= INSTRUCTIONS TO FOLLOW =
Write out the material exactly. Do not include the pictures.

(Saved data entries)

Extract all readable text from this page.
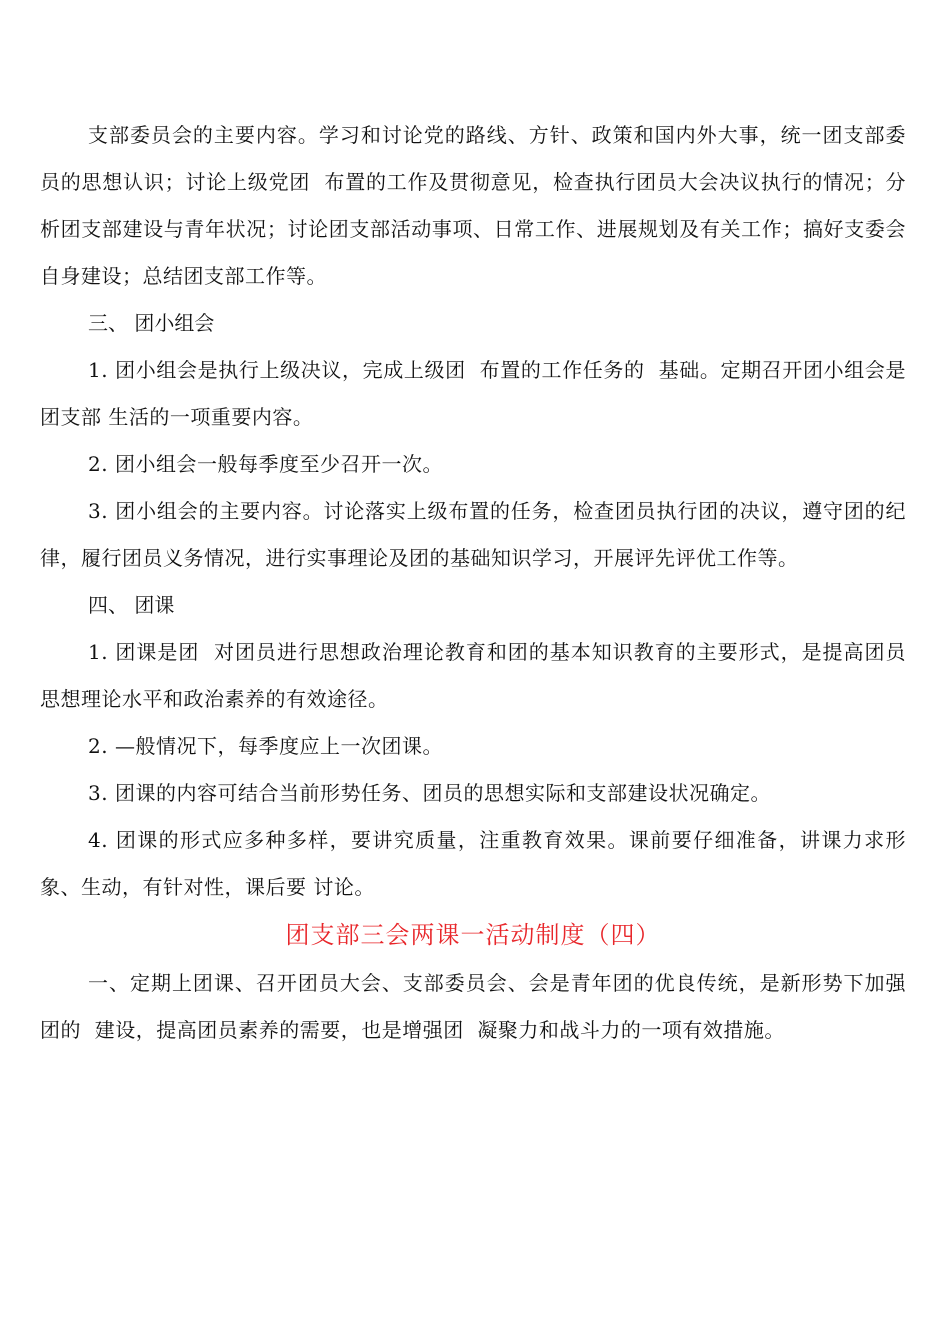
支部委员会的主要内容。学习和讨论党的路线、方针、政策和国内外大事，统一团支部委员的思想认识；讨论上级党团  布置的工作及贯彻意见，检查执行团员大会决议执行的情况；分析团支部建设与青年状况；讨论团支部活动事项、日常工作、进展规划及有关工作；搞好支委会自身建设；总结团支部工作等。

三、 团小组会

1. 团小组会是执行上级决议，完成上级团  布置的工作任务的  基础。定期召开团小组会是团支部 生活的一项重要内容。

2. 团小组会一般每季度至少召开一次。

3. 团小组会的主要内容。讨论落实上级布置的任务，检查团员执行团的决议，遵守团的纪律，履行团员义务情况，进行实事理论及团的基础知识学习，开展评先评优工作等。

四、 团课

1. 团课是团  对团员进行思想政治理论教育和团的基本知识教育的主要形式，是提高团员思想理论水平和政治素养的有效途径。

2. —般情况下，每季度应上一次团课。

3. 团课的内容可结合当前形势任务、团员的思想实际和支部建设状况确定。

4. 团课的形式应多种多样，要讲究质量，注重教育效果。课前要仔细准备，讲课力求形象、生动，有针对性，课后要 讨论。

团支部三会两课一活动制度（四）

一、定期上团课、召开团员大会、支部委员会、会是青年团的优良传统，是新形势下加强团的  建设，提高团员素养的需要，也是增强团  凝聚力和战斗力的一项有效措施。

= EXERCISE RESULT =
Extract all readable text from this page.
支部委员会的主要内容。学习和讨论党的路线、方针、政策和国内外大事，统一团支部委员的思想认识；讨论上级党团  布置的工作及贯彻意见，检查执行团员大会决议执行的情况；分析团支部建设与青年状况；讨论团支部活动事项、日常工作、进展规划及有关工作；搞好支委会自身建设；总结团支部工作等。

三、 团小组会

1. 团小组会是执行上级决议，完成上级团  布置的工作任务的  基础。定期召开团小组会是团支部 生活的一项重要内容。

2. 团小组会一般每季度至少召开一次。

3. 团小组会的主要内容。讨论落实上级布置的任务，检查团员执行团的决议，遵守团的纪律，履行团员义务情况，进行实事理论及团的基础知识学习，开展评先评优工作等。

四、 团课

1. 团课是团  对团员进行思想政治理论教育和团的基本知识教育的主要形式，是提高团员思想理论水平和政治素养的有效途径。

2. —般情况下，每季度应上一次团课。

3. 团课的内容可结合当前形势任务、团员的思想实际和支部建设状况确定。

4. 团课的形式应多种多样，要讲究质量，注重教育效果。课前要仔细准备，讲课力求形象、生动，有针对性，课后要 讨论。

团支部三会两课一活动制度（四）

一、定期上团课、召开团员大会、支部委员会、会是青年团的优良传统，是新形势下加强团的  建设，提高团员素养的需要，也是增强团  凝聚力和战斗力的一项有效措施。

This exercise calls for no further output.